◆ **Extracted records**
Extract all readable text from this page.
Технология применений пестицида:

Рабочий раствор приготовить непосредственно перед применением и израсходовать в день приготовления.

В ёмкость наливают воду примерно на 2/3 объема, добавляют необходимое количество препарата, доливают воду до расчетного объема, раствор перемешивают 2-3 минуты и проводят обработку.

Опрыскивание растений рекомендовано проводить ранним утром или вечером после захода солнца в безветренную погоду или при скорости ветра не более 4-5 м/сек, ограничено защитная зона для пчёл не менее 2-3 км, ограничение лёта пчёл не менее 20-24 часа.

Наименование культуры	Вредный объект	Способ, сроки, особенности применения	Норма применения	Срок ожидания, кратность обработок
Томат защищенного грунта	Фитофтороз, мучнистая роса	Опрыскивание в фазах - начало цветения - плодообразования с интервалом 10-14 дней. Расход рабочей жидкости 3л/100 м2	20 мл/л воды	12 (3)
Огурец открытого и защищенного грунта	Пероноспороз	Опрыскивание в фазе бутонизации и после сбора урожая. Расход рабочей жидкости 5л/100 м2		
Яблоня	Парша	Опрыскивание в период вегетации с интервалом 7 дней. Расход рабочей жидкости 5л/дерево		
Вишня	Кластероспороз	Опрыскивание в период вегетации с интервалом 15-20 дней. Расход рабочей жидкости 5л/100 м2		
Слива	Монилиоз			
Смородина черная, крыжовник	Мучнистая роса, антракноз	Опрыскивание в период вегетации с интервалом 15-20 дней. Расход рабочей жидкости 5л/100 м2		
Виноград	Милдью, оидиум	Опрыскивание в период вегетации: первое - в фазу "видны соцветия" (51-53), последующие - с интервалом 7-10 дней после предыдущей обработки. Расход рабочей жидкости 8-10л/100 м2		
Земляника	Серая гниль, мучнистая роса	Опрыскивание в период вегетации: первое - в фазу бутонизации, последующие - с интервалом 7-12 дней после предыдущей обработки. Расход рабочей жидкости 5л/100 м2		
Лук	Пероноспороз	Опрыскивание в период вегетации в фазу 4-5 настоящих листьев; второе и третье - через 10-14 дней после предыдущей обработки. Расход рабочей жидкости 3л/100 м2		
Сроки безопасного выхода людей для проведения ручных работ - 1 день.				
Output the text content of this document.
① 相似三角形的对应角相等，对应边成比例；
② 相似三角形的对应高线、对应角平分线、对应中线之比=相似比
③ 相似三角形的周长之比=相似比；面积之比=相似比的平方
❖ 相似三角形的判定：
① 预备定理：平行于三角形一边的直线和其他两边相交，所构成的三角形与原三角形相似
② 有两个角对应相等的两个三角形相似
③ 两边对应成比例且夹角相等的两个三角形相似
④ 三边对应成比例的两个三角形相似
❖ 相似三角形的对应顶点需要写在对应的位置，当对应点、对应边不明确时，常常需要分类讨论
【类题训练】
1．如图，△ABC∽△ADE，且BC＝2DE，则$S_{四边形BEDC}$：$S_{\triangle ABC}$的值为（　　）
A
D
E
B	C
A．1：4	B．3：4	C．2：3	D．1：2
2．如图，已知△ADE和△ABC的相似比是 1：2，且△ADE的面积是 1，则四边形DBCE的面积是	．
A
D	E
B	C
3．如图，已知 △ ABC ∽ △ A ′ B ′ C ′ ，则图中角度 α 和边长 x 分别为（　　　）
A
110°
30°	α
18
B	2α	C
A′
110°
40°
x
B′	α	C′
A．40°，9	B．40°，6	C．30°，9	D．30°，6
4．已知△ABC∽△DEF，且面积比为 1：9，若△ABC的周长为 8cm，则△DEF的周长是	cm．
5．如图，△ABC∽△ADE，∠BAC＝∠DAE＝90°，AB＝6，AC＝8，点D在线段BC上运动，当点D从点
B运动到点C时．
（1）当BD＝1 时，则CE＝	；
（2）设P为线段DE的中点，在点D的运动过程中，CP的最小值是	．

◆ **The problem**
Work out how many lines above contain the word "день". Give only the number.

◆ **Output for this exercise**
2